§ WHAT YOU WILL DO
Write the records out again, precisely as they stand.

>>>>

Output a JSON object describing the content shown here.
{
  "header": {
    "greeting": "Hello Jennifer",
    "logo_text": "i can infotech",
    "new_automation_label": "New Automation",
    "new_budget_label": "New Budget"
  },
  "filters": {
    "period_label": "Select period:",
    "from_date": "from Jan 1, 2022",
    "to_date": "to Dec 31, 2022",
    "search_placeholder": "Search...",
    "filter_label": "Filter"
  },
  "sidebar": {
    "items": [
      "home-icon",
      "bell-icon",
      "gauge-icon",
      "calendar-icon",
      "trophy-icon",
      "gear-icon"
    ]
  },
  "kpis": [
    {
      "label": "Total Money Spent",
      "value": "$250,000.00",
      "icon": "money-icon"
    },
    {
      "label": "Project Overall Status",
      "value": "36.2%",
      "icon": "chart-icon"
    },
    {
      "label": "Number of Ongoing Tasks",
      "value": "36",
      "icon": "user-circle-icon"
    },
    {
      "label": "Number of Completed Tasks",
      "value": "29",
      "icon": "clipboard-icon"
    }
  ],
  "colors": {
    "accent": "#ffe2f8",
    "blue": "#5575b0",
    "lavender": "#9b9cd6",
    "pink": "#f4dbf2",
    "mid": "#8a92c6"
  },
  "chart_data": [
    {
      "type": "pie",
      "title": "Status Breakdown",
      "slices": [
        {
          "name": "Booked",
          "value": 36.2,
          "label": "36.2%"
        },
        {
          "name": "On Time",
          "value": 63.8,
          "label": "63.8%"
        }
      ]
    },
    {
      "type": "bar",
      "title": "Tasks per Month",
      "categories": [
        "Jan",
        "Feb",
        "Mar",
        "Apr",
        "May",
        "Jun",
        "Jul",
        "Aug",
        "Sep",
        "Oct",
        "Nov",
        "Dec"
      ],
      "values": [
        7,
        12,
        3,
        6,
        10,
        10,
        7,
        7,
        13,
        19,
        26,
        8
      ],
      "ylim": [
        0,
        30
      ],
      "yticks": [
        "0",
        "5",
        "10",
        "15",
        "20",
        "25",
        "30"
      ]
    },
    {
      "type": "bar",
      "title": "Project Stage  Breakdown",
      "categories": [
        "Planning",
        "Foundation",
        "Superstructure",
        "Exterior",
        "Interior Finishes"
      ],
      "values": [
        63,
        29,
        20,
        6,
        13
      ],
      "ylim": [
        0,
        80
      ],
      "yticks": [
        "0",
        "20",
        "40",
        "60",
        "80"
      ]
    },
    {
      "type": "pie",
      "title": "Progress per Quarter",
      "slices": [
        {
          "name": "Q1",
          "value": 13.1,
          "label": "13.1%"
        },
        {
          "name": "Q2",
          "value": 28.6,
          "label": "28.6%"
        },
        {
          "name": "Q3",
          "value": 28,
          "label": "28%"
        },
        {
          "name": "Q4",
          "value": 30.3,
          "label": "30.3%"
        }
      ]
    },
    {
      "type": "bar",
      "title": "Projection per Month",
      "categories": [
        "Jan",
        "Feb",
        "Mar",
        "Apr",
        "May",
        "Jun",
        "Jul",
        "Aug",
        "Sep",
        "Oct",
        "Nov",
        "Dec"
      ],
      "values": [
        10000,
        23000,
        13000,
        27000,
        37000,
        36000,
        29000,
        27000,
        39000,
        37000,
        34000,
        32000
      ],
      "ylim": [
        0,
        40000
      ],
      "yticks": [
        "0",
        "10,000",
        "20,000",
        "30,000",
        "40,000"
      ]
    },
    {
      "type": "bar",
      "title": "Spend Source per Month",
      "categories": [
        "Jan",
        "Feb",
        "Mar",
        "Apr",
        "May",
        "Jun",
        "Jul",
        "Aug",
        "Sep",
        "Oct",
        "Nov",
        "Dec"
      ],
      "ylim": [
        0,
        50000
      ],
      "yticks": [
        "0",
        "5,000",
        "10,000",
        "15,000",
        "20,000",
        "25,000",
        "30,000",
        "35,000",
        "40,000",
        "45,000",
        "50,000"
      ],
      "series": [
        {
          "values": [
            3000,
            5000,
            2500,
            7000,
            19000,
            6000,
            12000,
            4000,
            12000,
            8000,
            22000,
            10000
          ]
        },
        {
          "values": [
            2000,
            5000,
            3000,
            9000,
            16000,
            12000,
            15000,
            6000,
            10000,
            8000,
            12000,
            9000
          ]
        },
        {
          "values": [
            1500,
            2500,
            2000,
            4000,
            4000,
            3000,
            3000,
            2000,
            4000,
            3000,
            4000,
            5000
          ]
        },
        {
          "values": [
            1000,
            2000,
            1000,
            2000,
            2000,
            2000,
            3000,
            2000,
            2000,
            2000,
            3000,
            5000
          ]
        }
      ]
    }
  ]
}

<<<<

§ EXERCISE ANSWER
Output a JSON object describing the content shown here.
{
  "header": {
    "greeting": "Hello Jennifer",
    "logo_text": "i can infotech",
    "new_automation_label": "New Automation",
    "new_budget_label": "New Budget"
  },
  "filters": {
    "period_label": "Select period:",
    "from_date": "from Jan 1, 2022",
    "to_date": "to Dec 31, 2022",
    "search_placeholder": "Search...",
    "filter_label": "Filter"
  },
  "sidebar": {
    "items": [
      "home-icon",
      "bell-icon",
      "gauge-icon",
      "calendar-icon",
      "trophy-icon",
      "gear-icon"
    ]
  },
  "kpis": [
    {
      "label": "Total Money Spent",
      "value": "$250,000.00",
      "icon": "money-icon"
    },
    {
      "label": "Project Overall Status",
      "value": "36.2%",
      "icon": "chart-icon"
    },
    {
      "label": "Number of Ongoing Tasks",
      "value": "36",
      "icon": "user-circle-icon"
    },
    {
      "label": "Number of Completed Tasks",
      "value": "29",
      "icon": "clipboard-icon"
    }
  ],
  "colors": {
    "accent": "#ffe2f8",
    "blue": "#5575b0",
    "lavender": "#9b9cd6",
    "pink": "#f4dbf2",
    "mid": "#8a92c6"
  },
  "chart_data": [
    {
      "type": "pie",
      "title": "Status Breakdown",
      "slices": [
        {
          "name": "Booked",
          "value": 36.2,
          "label": "36.2%"
        },
        {
          "name": "On Time",
          "value": 63.8,
          "label": "63.8%"
        }
      ]
    },
    {
      "type": "bar",
      "title": "Tasks per Month",
      "categories": [
        "Jan",
        "Feb",
        "Mar",
        "Apr",
        "May",
        "Jun",
        "Jul",
        "Aug",
        "Sep",
        "Oct",
        "Nov",
        "Dec"
      ],
      "values": [
        7,
        12,
        3,
        6,
        10,
        10,
        7,
        7,
        13,
        19,
        26,
        8
      ],
      "ylim": [
        0,
        30
      ],
      "yticks": [
        "0",
        "5",
        "10",
        "15",
        "20",
        "25",
        "30"
      ]
    },
    {
      "type": "bar",
      "title": "Project Stage  Breakdown",
      "categories": [
        "Planning",
        "Foundation",
        "Superstructure",
        "Exterior",
        "Interior Finishes"
      ],
      "values": [
        63,
        29,
        20,
        6,
        13
      ],
      "ylim": [
        0,
        80
      ],
      "yticks": [
        "0",
        "20",
        "40",
        "60",
        "80"
      ]
    },
    {
      "type": "pie",
      "title": "Progress per Quarter",
      "slices": [
        {
          "name": "Q1",
          "value": 13.1,
          "label": "13.1%"
        },
        {
          "name": "Q2",
          "value": 28.6,
          "label": "28.6%"
        },
        {
          "name": "Q3",
          "value": 28,
          "label": "28%"
        },
        {
          "name": "Q4",
          "value": 30.3,
          "label": "30.3%"
        }
      ]
    },
    {
      "type": "bar",
      "title": "Projection per Month",
      "categories": [
        "Jan",
        "Feb",
        "Mar",
        "Apr",
        "May",
        "Jun",
        "Jul",
        "Aug",
        "Sep",
        "Oct",
        "Nov",
        "Dec"
      ],
      "values": [
        10000,
        23000,
        13000,
        27000,
        37000,
        36000,
        29000,
        27000,
        39000,
        37000,
        34000,
        32000
      ],
      "ylim": [
        0,
        40000
      ],
      "yticks": [
        "0",
        "10,000",
        "20,000",
        "30,000",
        "40,000"
      ]
    },
    {
      "type": "bar",
      "title": "Spend Source per Month",
      "categories": [
        "Jan",
        "Feb",
        "Mar",
        "Apr",
        "May",
        "Jun",
        "Jul",
        "Aug",
        "Sep",
        "Oct",
        "Nov",
        "Dec"
      ],
      "ylim": [
        0,
        50000
      ],
      "yticks": [
        "0",
        "5,000",
        "10,000",
        "15,000",
        "20,000",
        "25,000",
        "30,000",
        "35,000",
        "40,000",
        "45,000",
        "50,000"
      ],
      "series": [
        {
          "values": [
            3000,
            5000,
            2500,
            7000,
            19000,
            6000,
            12000,
            4000,
            12000,
            8000,
            22000,
            10000
          ]
        },
        {
          "values": [
            2000,
            5000,
            3000,
            9000,
            16000,
            12000,
            15000,
            6000,
            10000,
            8000,
            12000,
            9000
          ]
        },
        {
          "values": [
            1500,
            2500,
            2000,
            4000,
            4000,
            3000,
            3000,
            2000,
            4000,
            3000,
            4000,
            5000
          ]
        },
        {
          "values": [
            1000,
            2000,
            1000,
            2000,
            2000,
            2000,
            3000,
            2000,
            2000,
            2000,
            3000,
            5000
          ]
        }
      ]
    }
  ]
}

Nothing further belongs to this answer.